[AIM]: Select and copy out every line in the records containing "donare".

=====

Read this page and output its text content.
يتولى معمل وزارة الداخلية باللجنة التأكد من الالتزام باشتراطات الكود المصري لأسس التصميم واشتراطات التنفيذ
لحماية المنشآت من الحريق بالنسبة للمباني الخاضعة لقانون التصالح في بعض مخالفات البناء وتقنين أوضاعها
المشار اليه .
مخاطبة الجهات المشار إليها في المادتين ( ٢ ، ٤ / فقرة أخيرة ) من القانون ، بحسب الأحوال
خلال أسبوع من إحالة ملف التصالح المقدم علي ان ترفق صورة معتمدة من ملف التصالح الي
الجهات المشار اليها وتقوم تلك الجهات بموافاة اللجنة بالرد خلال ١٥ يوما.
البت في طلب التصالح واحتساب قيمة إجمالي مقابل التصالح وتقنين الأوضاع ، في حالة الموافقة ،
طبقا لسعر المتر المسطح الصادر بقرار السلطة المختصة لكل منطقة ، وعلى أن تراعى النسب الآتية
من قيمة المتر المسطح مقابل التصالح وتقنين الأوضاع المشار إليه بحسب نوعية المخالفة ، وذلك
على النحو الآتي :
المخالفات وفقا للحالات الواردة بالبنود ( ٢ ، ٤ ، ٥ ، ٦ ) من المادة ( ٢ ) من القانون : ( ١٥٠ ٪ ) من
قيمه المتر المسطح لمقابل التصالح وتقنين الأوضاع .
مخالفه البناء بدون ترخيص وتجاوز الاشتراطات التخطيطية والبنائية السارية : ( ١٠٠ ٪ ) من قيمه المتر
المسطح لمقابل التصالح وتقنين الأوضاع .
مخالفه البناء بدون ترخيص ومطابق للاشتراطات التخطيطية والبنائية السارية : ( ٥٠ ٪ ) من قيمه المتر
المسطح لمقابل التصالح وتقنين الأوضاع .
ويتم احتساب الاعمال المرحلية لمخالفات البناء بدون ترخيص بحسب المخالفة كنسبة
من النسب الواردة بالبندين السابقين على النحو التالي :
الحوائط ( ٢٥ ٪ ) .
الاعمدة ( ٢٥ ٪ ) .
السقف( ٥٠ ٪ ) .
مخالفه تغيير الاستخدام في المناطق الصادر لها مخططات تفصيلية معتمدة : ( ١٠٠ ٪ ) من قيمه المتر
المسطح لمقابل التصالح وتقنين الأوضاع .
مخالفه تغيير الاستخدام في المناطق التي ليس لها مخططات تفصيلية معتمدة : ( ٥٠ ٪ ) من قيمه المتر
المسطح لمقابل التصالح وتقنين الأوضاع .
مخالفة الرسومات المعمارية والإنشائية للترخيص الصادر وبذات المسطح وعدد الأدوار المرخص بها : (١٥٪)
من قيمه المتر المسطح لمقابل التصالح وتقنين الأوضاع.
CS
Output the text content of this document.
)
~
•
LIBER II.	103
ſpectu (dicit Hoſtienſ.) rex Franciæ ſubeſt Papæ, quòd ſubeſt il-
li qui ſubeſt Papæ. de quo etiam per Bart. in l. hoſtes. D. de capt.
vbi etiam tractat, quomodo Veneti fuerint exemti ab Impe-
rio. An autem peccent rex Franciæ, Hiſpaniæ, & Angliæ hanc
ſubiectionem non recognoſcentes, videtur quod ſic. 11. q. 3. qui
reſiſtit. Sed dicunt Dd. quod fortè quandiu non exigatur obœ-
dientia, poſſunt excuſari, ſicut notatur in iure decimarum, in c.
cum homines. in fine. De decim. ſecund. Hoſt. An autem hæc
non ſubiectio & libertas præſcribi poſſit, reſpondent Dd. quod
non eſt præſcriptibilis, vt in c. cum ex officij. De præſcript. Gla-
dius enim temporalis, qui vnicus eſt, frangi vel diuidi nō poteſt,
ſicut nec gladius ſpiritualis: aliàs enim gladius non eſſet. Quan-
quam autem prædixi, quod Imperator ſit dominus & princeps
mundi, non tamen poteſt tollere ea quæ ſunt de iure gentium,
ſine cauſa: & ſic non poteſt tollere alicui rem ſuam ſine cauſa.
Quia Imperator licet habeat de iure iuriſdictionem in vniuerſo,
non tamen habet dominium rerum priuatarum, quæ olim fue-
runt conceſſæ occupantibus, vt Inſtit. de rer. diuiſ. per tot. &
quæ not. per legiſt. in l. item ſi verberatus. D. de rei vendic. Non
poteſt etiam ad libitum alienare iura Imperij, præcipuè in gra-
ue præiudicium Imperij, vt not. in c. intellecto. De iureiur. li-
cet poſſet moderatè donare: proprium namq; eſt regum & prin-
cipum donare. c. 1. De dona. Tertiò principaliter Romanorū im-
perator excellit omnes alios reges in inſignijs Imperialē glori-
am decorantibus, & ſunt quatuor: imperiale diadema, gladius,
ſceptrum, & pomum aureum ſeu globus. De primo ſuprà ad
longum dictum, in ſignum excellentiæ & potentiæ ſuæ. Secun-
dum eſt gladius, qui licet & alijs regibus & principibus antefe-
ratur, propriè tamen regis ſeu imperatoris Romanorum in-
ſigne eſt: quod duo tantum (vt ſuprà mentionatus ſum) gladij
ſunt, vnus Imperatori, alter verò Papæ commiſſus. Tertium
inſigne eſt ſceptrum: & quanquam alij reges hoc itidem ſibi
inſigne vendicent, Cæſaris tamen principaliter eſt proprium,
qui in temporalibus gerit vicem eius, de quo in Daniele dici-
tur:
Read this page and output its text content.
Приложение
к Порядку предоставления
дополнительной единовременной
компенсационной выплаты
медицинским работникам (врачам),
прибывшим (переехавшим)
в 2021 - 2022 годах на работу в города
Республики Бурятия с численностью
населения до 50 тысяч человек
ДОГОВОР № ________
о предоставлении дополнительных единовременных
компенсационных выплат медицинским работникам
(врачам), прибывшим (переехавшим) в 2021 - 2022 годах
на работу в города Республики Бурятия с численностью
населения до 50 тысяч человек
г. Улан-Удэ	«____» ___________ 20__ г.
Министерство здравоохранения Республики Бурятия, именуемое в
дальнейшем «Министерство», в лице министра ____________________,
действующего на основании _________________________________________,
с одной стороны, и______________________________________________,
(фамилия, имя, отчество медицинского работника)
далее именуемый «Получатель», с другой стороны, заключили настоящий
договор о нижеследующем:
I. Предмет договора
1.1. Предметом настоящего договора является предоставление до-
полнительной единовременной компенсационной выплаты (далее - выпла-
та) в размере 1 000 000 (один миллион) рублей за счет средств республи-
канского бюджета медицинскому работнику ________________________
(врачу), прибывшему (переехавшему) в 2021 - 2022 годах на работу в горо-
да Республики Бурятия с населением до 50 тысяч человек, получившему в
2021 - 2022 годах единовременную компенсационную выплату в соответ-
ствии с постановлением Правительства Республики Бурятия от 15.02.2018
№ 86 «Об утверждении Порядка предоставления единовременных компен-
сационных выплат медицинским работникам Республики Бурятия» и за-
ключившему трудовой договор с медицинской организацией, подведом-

=====

[RESULT]:
cet poſſet moderatè donare: proprium namq; eſt regum & prin-
cipum donare. c. 1. De dona. Tertiò principaliter Romanorū im-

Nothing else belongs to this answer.